EXTRACT PROVIDED ::
==================================================

Question

If 2log base 16 (x²+x) - log base 4 (x +1) find x.​

Answer 1

Correct question:

If $2 log_{16}({x}^{2}+x) = log_{4}(x+1)$ , then find x.

Answer:

$\large\boxed{\sf{x=1}}$

Step-by-step explanation:

Given a logarithmic equation such that,

$2 log_{16}( {x}^{2} + x ) = log_{4}(x + 1)$

To find the value of x,

$= > 2 log_{ {4}^{2} }( {x}^{2} + x) = log_{4}(x + 1)$

But, we know that,

• $\large{ log_{ {a}^{p} }( {m}^{q} ) = \dfrac{q}{p} log_{a}(m) }$

Therefore, we will get,

$= > \dfrac{2}{2} log_{4}( {x}^{2} + x ) = log_{4}(x + 1) \\ \\ = > log_{4}( {x}^{2} + x) = log_{4}(x + 1)$

Now, on both sides, logarithmic bases are same.

==================================================

COLLECTED DATA ::
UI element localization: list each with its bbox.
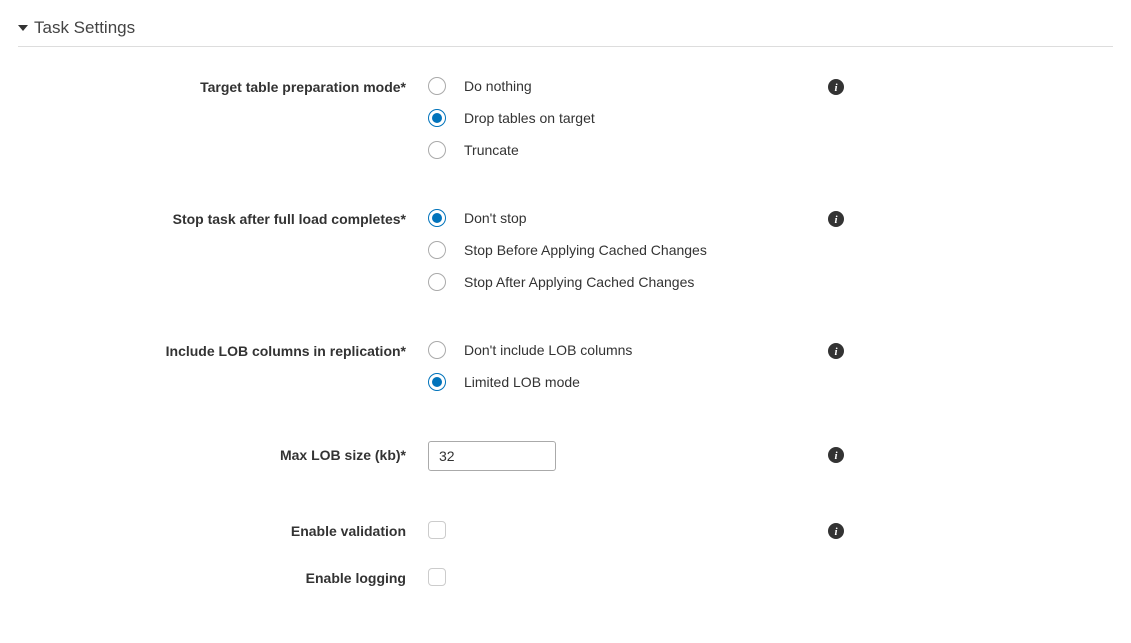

==================================================

GIVEN INSTRUCTION A ::
What value of x does the logarithm solution give as its answer?
GIVEN INSTRUCTION B ::
In the logarithm solution, why does the left side of the equation become log base 4 of (x² + x)?
GIVEN INSTRUCTION C ::
Extend the step-by-step logarithm solution, starting after its final line about the logarithmic bases being the same on both sides.
The material shown above comes from a separate source.

EXERCISE OUTPUT A ::
The solution gives x = 1.

EXERCISE OUTPUT B ::
The base 16 is rewritten as 4², and the rule log base a^p of (m^q) equals (q/p) log base a of (m) is applied. The coefficient 2 is divided by the base's exponent 2, which gives 2/2 = 1, so the left side becomes log base 4 of (x² + x).

EXERCISE OUTPUT C ::
Therefore, we will get,

$= > {x}^{2} + x = x + 1 \\ \\ = > {x}^{2} - 1 = 0 \\ \\ = > (x + 1)(x - 1) = 0 \\ \\ = >\bold{ x = \pm1}$

But, on putting x = -1, the function will be invalid.

This is because in $\bold{log_{a}(m)}$, m > 0.

Hence, required value of x = 1

Answer 2

$\huge \mathfrak{solution}$

Given:

$\star \bold{2 log_{16}( {x}^{2} + x) - log_{4}(x + 1) = 0}$

To find :

•X = ?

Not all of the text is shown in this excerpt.